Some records
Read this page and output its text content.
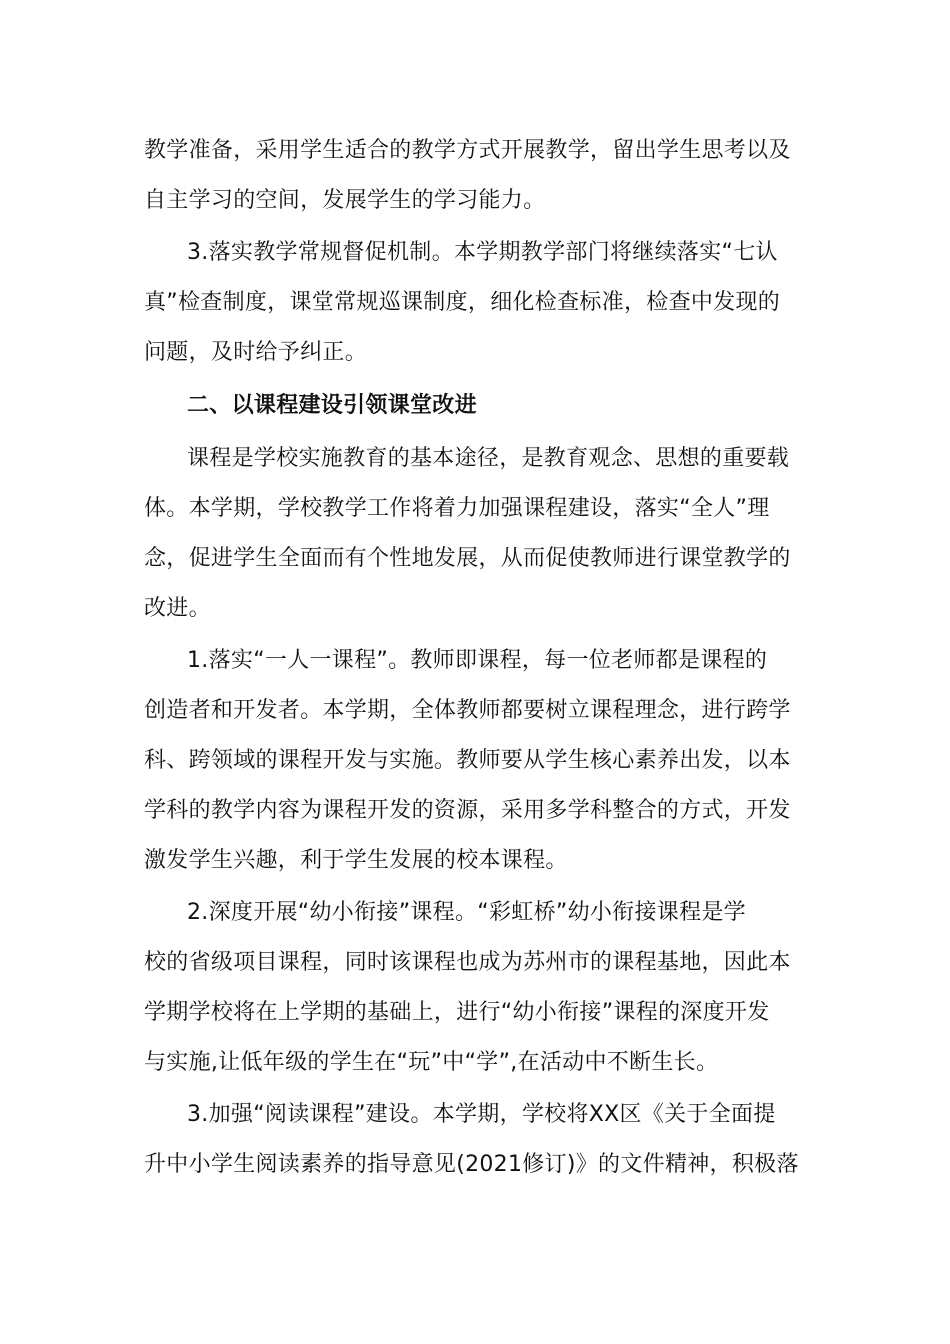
教学准备，采用学生适合的教学方式开展教学，留出学生思考以及
自主学习的空间，发展学生的学习能力。
3.落实教学常规督促机制。本学期教学部门将继续落实“七认
真”检查制度，课堂常规巡课制度，细化检查标准，检查中发现的
问题，及时给予纠正。
二、以课程建设引领课堂改进
课程是学校实施教育的基本途径，是教育观念、思想的重要载
体。本学期，学校教学工作将着力加强课程建设，落实“全人”理
念，促进学生全面而有个性地发展，从而促使教师进行课堂教学的
改进。
1.落实“一人一课程”。教师即课程，每一位老师都是课程的
创造者和开发者。本学期，全体教师都要树立课程理念，进行跨学
科、跨领域的课程开发与实施。教师要从学生核心素养出发，以本
学科的教学内容为课程开发的资源，采用多学科整合的方式，开发
激发学生兴趣，利于学生发展的校本课程。
2.深度开展“幼小衔接”课程。“彩虹桥”幼小衔接课程是学
校的省级项目课程，同时该课程也成为苏州市的课程基地，因此本
学期学校将在上学期的基础上，进行“幼小衔接”课程的深度开发
与实施,让低年级的学生在“玩”中“学”,在活动中不断生长。
3.加强“阅读课程”建设。本学期，学校将XX区《关于全面提
升中小学生阅读素养的指导意见(2021修订)》的文件精神，积极落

== Task to complete ==
Reproduce every line of the material precisely, omitting its pictures.

== Expected answer ==
Read this page and output its text content.
教学准备，采用学生适合的教学方式开展教学，留出学生思考以及
自主学习的空间，发展学生的学习能力。
3.落实教学常规督促机制。本学期教学部门将继续落实“七认
真”检查制度，课堂常规巡课制度，细化检查标准，检查中发现的
问题，及时给予纠正。
二、以课程建设引领课堂改进
课程是学校实施教育的基本途径，是教育观念、思想的重要载
体。本学期，学校教学工作将着力加强课程建设，落实“全人”理
念，促进学生全面而有个性地发展，从而促使教师进行课堂教学的
改进。
1.落实“一人一课程”。教师即课程，每一位老师都是课程的
创造者和开发者。本学期，全体教师都要树立课程理念，进行跨学
科、跨领域的课程开发与实施。教师要从学生核心素养出发，以本
学科的教学内容为课程开发的资源，采用多学科整合的方式，开发
激发学生兴趣，利于学生发展的校本课程。
2.深度开展“幼小衔接”课程。“彩虹桥”幼小衔接课程是学
校的省级项目课程，同时该课程也成为苏州市的课程基地，因此本
学期学校将在上学期的基础上，进行“幼小衔接”课程的深度开发
与实施,让低年级的学生在“玩”中“学”,在活动中不断生长。
3.加强“阅读课程”建设。本学期，学校将XX区《关于全面提
升中小学生阅读素养的指导意见(2021修订)》的文件精神，积极落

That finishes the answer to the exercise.